* _EXERCISE REQUIREMENTS_
Which lines below hold the word "inizializza"? Report each one.

══════════════════════════════

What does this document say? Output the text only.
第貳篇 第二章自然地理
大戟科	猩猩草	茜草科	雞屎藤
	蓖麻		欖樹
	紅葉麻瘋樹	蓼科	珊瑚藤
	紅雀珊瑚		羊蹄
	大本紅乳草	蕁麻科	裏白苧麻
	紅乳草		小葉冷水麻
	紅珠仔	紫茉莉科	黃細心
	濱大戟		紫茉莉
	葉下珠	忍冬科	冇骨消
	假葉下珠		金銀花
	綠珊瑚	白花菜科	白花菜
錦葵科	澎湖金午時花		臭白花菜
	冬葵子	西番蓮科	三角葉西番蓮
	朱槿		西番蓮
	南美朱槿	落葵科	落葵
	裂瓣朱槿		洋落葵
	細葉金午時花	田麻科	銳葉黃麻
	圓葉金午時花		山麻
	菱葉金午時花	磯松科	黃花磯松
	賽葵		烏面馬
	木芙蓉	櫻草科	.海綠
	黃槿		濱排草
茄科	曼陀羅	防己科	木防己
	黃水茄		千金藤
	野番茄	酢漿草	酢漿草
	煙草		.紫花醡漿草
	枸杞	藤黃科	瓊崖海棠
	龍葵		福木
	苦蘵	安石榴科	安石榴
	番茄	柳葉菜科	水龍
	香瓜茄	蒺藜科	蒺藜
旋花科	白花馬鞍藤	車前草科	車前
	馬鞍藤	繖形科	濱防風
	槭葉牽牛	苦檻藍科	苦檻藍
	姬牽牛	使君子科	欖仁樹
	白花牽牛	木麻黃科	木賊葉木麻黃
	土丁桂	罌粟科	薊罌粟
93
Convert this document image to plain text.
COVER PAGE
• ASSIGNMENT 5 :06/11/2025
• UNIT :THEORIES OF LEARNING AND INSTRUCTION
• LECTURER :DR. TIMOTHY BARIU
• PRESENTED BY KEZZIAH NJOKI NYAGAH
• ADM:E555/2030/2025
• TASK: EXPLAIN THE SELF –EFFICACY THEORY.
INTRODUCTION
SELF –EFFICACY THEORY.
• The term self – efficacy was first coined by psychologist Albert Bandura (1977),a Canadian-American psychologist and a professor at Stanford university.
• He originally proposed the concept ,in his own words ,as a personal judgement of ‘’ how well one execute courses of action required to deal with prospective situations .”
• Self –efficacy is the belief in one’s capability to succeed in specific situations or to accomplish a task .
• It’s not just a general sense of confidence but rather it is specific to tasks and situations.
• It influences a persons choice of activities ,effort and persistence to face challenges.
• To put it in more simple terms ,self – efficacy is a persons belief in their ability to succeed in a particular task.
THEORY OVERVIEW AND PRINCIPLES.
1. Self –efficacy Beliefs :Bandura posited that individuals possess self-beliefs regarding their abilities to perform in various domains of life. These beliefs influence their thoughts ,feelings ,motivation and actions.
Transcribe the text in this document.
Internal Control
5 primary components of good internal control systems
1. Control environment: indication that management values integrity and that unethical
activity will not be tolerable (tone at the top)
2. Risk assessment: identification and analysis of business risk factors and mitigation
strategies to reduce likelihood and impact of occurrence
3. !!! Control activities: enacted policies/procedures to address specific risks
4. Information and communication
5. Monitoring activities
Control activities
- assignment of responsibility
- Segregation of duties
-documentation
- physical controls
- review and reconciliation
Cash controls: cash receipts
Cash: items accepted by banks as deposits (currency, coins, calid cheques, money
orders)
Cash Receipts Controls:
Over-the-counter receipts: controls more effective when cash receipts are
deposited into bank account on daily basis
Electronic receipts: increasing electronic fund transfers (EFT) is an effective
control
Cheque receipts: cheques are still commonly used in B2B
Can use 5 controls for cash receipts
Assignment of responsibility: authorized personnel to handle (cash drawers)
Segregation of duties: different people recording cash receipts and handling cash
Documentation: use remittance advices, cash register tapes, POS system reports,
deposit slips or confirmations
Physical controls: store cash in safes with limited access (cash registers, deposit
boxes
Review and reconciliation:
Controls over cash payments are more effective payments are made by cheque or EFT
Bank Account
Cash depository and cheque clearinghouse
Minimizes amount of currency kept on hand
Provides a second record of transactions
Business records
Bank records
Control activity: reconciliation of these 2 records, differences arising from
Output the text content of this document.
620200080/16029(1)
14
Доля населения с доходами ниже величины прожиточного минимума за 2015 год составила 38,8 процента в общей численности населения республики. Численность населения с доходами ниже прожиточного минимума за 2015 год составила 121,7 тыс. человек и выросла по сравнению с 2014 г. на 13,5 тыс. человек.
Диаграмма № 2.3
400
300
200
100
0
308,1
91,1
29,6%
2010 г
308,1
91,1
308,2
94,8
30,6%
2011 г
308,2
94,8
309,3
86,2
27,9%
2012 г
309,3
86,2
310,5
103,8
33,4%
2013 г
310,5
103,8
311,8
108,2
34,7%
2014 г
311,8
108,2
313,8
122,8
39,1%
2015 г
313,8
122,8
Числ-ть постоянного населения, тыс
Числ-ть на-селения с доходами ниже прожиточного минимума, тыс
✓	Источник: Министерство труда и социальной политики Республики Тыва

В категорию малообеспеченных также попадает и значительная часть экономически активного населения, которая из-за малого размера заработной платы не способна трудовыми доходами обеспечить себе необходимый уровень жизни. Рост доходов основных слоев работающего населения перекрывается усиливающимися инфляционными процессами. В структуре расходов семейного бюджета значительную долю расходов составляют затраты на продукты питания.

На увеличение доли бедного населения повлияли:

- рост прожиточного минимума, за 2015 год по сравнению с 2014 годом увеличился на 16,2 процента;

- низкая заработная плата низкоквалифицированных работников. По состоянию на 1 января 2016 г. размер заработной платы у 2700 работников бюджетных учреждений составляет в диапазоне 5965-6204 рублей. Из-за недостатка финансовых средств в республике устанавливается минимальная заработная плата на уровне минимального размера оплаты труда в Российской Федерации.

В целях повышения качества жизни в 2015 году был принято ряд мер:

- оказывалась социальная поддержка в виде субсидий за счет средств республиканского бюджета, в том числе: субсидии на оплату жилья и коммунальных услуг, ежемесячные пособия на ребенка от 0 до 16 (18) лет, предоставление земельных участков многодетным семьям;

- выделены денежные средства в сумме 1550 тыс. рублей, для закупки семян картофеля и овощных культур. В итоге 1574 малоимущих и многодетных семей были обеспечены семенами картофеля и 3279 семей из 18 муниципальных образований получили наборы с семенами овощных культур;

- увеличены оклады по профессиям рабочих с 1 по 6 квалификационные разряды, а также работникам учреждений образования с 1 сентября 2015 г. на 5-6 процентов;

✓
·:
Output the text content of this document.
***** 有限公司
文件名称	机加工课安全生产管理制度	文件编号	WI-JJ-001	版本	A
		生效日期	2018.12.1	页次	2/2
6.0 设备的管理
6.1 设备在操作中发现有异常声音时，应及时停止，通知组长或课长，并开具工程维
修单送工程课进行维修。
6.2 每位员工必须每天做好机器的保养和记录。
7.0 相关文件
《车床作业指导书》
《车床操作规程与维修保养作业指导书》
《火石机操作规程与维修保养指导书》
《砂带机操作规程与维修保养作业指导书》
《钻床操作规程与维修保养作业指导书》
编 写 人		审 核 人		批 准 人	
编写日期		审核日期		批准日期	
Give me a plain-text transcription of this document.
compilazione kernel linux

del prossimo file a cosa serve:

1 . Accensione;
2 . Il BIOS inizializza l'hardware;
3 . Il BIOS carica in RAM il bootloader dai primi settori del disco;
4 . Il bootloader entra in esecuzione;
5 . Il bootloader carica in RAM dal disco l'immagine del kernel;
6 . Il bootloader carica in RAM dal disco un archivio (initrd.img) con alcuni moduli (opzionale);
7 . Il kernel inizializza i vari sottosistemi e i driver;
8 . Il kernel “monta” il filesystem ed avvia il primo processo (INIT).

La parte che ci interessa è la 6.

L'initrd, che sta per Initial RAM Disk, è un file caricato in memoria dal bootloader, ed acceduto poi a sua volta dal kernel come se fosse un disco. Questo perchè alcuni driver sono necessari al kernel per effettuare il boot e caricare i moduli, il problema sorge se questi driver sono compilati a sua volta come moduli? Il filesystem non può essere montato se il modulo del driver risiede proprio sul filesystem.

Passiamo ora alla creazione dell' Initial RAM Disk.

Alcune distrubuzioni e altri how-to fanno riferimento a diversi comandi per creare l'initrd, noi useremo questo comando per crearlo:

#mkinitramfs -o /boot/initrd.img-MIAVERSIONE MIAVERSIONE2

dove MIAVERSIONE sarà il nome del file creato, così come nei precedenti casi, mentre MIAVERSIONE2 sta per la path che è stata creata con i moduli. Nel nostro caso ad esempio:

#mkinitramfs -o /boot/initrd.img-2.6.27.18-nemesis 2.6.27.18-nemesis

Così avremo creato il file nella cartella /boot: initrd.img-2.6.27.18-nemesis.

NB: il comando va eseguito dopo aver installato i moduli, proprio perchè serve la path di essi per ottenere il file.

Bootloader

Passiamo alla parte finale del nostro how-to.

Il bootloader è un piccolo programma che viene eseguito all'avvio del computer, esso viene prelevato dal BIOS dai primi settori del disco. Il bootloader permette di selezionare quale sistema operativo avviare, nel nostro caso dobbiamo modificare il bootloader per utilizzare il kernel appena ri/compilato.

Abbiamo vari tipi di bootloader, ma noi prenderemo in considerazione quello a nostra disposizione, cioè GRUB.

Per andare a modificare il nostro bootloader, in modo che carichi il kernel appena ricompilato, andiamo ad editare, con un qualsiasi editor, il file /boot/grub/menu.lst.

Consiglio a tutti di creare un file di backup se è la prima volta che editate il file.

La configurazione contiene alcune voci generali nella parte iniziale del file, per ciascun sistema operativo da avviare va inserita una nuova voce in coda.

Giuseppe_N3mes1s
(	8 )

══════════════════════════════

* _REPLY TO THE TASK_
2 . Il BIOS inizializza l'hardware;
7 . Il kernel inizializza i vari sottosistemi e i driver;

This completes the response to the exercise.